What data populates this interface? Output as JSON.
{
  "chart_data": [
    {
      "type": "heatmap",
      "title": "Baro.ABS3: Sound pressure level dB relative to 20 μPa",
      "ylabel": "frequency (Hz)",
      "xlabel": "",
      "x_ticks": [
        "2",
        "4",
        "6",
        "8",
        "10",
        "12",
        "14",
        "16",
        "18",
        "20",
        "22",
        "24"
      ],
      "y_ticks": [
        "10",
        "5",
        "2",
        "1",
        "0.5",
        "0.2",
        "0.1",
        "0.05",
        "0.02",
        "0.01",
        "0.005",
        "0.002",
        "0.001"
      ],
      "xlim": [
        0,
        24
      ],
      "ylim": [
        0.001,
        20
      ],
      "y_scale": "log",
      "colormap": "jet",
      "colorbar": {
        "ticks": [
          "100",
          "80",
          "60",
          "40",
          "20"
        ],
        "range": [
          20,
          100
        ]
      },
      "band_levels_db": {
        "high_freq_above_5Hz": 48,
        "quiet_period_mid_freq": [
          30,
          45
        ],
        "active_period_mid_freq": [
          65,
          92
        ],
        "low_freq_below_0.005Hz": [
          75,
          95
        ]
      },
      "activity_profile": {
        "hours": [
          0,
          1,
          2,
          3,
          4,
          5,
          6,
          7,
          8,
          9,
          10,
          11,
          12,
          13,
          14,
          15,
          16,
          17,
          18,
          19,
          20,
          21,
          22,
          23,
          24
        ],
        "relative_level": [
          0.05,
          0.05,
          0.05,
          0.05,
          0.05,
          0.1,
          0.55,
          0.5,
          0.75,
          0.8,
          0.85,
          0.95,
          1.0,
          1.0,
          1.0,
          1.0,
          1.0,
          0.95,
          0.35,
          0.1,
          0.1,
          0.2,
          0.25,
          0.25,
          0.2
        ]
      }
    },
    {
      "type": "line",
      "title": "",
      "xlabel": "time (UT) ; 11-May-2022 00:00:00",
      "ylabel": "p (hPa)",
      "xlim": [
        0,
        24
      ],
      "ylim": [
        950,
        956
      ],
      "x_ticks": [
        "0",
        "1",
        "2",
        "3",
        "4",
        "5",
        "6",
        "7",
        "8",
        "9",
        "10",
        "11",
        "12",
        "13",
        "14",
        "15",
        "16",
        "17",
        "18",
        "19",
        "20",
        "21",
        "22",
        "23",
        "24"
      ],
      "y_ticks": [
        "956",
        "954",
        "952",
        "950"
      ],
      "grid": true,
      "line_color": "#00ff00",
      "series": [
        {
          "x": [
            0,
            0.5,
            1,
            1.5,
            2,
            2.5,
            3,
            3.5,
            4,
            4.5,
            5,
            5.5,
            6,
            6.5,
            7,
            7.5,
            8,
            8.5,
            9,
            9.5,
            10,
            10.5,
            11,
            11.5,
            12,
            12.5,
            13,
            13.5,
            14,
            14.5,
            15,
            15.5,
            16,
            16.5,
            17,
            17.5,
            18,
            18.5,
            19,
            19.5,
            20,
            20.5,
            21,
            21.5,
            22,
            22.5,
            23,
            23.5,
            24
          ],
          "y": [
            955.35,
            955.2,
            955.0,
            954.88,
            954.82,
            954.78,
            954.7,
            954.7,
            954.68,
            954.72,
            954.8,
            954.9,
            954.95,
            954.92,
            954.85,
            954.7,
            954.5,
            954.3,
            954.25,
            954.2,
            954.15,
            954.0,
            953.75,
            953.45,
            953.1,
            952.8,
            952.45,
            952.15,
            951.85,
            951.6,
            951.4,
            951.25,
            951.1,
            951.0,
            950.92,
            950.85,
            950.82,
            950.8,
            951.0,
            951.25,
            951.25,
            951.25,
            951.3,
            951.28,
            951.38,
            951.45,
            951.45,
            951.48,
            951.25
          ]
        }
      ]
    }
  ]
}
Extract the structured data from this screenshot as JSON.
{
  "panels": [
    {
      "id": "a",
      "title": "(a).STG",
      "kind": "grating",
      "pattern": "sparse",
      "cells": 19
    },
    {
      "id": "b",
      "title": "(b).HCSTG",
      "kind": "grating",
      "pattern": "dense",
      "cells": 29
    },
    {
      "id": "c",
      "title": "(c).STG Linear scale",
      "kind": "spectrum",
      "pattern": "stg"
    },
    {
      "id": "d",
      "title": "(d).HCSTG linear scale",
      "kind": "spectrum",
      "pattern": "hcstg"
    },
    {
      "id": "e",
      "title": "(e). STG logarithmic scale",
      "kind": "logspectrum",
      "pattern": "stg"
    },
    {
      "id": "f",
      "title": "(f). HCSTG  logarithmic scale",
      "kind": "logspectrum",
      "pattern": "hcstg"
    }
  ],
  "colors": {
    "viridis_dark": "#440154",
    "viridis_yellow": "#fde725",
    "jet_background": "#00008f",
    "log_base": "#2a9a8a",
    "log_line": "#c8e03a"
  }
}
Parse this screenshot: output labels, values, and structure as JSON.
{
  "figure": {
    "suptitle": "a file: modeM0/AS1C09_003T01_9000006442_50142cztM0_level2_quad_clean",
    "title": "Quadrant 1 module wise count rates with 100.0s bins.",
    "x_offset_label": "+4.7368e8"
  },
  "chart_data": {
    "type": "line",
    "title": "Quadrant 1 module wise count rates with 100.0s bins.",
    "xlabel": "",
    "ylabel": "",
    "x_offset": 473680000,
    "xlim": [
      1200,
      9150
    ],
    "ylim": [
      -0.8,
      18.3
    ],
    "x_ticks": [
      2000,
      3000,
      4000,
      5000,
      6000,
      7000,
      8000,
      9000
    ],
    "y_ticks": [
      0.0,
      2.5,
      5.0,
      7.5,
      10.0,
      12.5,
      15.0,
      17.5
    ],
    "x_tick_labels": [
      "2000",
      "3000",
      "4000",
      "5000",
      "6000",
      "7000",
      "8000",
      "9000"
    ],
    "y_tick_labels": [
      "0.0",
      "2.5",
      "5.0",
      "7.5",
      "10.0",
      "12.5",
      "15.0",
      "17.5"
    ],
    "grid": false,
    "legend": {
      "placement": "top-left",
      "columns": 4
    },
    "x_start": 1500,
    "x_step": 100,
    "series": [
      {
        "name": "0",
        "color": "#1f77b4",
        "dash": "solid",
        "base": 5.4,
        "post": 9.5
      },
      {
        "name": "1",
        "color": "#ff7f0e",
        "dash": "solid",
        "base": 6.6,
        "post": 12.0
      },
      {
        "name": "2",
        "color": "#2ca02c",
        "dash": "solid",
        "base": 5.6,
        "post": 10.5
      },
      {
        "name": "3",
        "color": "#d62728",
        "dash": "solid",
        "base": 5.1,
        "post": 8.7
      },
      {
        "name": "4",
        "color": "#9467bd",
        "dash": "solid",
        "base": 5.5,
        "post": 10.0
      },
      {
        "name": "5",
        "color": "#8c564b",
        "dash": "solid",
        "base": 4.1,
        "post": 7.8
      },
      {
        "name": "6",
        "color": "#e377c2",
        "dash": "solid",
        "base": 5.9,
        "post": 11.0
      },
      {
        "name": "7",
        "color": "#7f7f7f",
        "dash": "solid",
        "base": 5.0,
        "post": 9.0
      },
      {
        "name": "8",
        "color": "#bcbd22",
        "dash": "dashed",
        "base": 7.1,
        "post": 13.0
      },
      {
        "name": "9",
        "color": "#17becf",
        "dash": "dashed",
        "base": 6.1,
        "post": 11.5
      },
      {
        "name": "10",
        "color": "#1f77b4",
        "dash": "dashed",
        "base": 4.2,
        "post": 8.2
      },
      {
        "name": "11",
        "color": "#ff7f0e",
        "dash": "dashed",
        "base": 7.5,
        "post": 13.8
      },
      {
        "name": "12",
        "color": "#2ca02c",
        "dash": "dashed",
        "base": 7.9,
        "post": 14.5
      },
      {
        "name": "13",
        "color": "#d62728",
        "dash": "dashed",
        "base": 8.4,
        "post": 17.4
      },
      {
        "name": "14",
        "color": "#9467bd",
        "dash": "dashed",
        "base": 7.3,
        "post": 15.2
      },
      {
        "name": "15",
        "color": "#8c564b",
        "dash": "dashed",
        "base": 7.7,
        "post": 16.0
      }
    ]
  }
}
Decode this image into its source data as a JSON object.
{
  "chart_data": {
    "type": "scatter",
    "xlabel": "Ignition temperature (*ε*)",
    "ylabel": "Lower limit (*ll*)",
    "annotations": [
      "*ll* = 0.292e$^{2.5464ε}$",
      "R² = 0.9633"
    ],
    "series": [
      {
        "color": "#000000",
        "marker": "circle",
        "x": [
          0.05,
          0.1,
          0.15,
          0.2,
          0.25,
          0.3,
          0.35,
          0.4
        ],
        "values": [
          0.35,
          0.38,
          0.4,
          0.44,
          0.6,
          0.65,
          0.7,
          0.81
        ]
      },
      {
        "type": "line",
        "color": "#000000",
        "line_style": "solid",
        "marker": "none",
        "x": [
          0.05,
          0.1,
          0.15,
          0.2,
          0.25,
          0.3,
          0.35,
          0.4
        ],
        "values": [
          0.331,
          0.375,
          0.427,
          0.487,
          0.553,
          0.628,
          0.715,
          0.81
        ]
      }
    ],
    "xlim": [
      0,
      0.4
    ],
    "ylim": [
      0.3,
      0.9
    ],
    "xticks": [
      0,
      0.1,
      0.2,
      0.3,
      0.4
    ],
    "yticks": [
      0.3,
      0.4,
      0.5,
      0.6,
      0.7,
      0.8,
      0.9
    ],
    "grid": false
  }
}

> _TASK_: Output only the lines from the one holding "Decode this image" through the last line above, exactly as they appear.

> _RESULT OF THE EXERCISE_:
Decode this image into its source data as a JSON object.
{
  "chart_data": {
    "type": "scatter",
    "xlabel": "Ignition temperature (*ε*)",
    "ylabel": "Lower limit (*ll*)",
    "annotations": [
      "*ll* = 0.292e$^{2.5464ε}$",
      "R² = 0.9633"
    ],
    "series": [
      {
        "color": "#000000",
        "marker": "circle",
        "x": [
          0.05,
          0.1,
          0.15,
          0.2,
          0.25,
          0.3,
          0.35,
          0.4
        ],
        "values": [
          0.35,
          0.38,
          0.4,
          0.44,
          0.6,
          0.65,
          0.7,
          0.81
        ]
      },
      {
        "type": "line",
        "color": "#000000",
        "line_style": "solid",
        "marker": "none",
        "x": [
          0.05,
          0.1,
          0.15,
          0.2,
          0.25,
          0.3,
          0.35,
          0.4
        ],
        "values": [
          0.331,
          0.375,
          0.427,
          0.487,
          0.553,
          0.628,
          0.715,
          0.81
        ]
      }
    ],
    "xlim": [
      0,
      0.4
    ],
    "ylim": [
      0.3,
      0.9
    ],
    "xticks": [
      0,
      0.1,
      0.2,
      0.3,
      0.4
    ],
    "yticks": [
      0.3,
      0.4,
      0.5,
      0.6,
      0.7,
      0.8,
      0.9
    ],
    "grid": false
  }
}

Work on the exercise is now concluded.